--- START STORED DATA ---

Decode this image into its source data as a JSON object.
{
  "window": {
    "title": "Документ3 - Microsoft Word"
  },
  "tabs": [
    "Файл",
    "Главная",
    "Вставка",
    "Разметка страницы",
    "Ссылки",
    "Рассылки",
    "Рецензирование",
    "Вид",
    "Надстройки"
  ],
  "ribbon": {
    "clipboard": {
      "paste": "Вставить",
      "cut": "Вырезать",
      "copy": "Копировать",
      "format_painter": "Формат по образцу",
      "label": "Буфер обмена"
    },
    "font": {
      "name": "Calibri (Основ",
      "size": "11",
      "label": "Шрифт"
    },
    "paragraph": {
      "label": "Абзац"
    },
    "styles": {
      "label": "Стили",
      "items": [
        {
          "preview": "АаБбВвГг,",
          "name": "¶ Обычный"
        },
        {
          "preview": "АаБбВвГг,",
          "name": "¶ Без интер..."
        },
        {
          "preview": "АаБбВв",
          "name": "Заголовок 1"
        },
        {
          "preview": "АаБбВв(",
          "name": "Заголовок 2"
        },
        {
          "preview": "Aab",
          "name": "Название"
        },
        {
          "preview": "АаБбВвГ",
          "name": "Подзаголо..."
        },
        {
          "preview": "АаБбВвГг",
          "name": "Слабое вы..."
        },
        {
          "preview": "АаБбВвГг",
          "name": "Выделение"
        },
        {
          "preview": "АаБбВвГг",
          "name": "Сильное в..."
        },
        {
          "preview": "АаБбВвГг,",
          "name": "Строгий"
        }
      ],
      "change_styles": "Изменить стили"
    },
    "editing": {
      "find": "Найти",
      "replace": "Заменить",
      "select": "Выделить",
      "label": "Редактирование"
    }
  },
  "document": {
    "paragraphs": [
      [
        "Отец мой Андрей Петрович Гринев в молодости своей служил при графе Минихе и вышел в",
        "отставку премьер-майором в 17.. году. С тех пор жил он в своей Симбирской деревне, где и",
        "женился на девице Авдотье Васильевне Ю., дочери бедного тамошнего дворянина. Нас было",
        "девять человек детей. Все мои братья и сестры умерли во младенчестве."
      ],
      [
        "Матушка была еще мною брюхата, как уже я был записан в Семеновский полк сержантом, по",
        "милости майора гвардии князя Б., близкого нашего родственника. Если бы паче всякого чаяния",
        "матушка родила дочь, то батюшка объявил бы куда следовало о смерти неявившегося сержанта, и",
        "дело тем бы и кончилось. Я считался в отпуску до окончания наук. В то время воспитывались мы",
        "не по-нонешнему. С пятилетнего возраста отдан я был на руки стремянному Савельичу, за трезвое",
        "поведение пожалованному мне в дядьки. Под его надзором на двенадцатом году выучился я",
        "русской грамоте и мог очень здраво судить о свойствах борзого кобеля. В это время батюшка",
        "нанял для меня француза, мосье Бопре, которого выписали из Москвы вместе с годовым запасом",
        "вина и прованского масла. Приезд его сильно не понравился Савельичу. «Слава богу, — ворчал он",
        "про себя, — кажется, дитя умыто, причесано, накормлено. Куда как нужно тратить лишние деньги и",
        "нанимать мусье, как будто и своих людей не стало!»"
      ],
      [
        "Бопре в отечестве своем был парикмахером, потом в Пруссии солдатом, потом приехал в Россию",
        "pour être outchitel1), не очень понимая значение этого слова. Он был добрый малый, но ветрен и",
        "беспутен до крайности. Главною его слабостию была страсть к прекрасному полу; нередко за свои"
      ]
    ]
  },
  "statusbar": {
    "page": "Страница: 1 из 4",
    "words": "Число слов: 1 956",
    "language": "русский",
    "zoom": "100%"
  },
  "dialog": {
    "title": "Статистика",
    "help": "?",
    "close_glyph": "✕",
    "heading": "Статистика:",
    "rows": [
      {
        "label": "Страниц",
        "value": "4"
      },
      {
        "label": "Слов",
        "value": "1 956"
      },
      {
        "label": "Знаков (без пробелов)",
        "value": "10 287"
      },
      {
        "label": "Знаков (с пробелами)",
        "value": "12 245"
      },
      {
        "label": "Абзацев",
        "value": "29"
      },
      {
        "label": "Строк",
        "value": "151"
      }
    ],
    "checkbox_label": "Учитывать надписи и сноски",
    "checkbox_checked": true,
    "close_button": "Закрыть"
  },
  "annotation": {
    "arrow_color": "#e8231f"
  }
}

--- END STORED DATA ---

**PROMPT**
Copy each entry exactly, with nothing added or dropped.

**ANSWER BELOW**
Decode this image into its source data as a JSON object.
{
  "window": {
    "title": "Документ3 - Microsoft Word"
  },
  "tabs": [
    "Файл",
    "Главная",
    "Вставка",
    "Разметка страницы",
    "Ссылки",
    "Рассылки",
    "Рецензирование",
    "Вид",
    "Надстройки"
  ],
  "ribbon": {
    "clipboard": {
      "paste": "Вставить",
      "cut": "Вырезать",
      "copy": "Копировать",
      "format_painter": "Формат по образцу",
      "label": "Буфер обмена"
    },
    "font": {
      "name": "Calibri (Основ",
      "size": "11",
      "label": "Шрифт"
    },
    "paragraph": {
      "label": "Абзац"
    },
    "styles": {
      "label": "Стили",
      "items": [
        {
          "preview": "АаБбВвГг,",
          "name": "¶ Обычный"
        },
        {
          "preview": "АаБбВвГг,",
          "name": "¶ Без интер..."
        },
        {
          "preview": "АаБбВв",
          "name": "Заголовок 1"
        },
        {
          "preview": "АаБбВв(",
          "name": "Заголовок 2"
        },
        {
          "preview": "Aab",
          "name": "Название"
        },
        {
          "preview": "АаБбВвГ",
          "name": "Подзаголо..."
        },
        {
          "preview": "АаБбВвГг",
          "name": "Слабое вы..."
        },
        {
          "preview": "АаБбВвГг",
          "name": "Выделение"
        },
        {
          "preview": "АаБбВвГг",
          "name": "Сильное в..."
        },
        {
          "preview": "АаБбВвГг,",
          "name": "Строгий"
        }
      ],
      "change_styles": "Изменить стили"
    },
    "editing": {
      "find": "Найти",
      "replace": "Заменить",
      "select": "Выделить",
      "label": "Редактирование"
    }
  },
  "document": {
    "paragraphs": [
      [
        "Отец мой Андрей Петрович Гринев в молодости своей служил при графе Минихе и вышел в",
        "отставку премьер-майором в 17.. году. С тех пор жил он в своей Симбирской деревне, где и",
        "женился на девице Авдотье Васильевне Ю., дочери бедного тамошнего дворянина. Нас было",
        "девять человек детей. Все мои братья и сестры умерли во младенчестве."
      ],
      [
        "Матушка была еще мною брюхата, как уже я был записан в Семеновский полк сержантом, по",
        "милости майора гвардии князя Б., близкого нашего родственника. Если бы паче всякого чаяния",
        "матушка родила дочь, то батюшка объявил бы куда следовало о смерти неявившегося сержанта, и",
        "дело тем бы и кончилось. Я считался в отпуску до окончания наук. В то время воспитывались мы",
        "не по-нонешнему. С пятилетнего возраста отдан я был на руки стремянному Савельичу, за трезвое",
        "поведение пожалованному мне в дядьки. Под его надзором на двенадцатом году выучился я",
        "русской грамоте и мог очень здраво судить о свойствах борзого кобеля. В это время батюшка",
        "нанял для меня француза, мосье Бопре, которого выписали из Москвы вместе с годовым запасом",
        "вина и прованского масла. Приезд его сильно не понравился Савельичу. «Слава богу, — ворчал он",
        "про себя, — кажется, дитя умыто, причесано, накормлено. Куда как нужно тратить лишние деньги и",
        "нанимать мусье, как будто и своих людей не стало!»"
      ],
      [
        "Бопре в отечестве своем был парикмахером, потом в Пруссии солдатом, потом приехал в Россию",
        "pour être outchitel1), не очень понимая значение этого слова. Он был добрый малый, но ветрен и",
        "беспутен до крайности. Главною его слабостию была страсть к прекрасному полу; нередко за свои"
      ]
    ]
  },
  "statusbar": {
    "page": "Страница: 1 из 4",
    "words": "Число слов: 1 956",
    "language": "русский",
    "zoom": "100%"
  },
  "dialog": {
    "title": "Статистика",
    "help": "?",
    "close_glyph": "✕",
    "heading": "Статистика:",
    "rows": [
      {
        "label": "Страниц",
        "value": "4"
      },
      {
        "label": "Слов",
        "value": "1 956"
      },
      {
        "label": "Знаков (без пробелов)",
        "value": "10 287"
      },
      {
        "label": "Знаков (с пробелами)",
        "value": "12 245"
      },
      {
        "label": "Абзацев",
        "value": "29"
      },
      {
        "label": "Строк",
        "value": "151"
      }
    ],
    "checkbox_label": "Учитывать надписи и сноски",
    "checkbox_checked": true,
    "close_button": "Закрыть"
  },
  "annotation": {
    "arrow_color": "#e8231f"
  }
}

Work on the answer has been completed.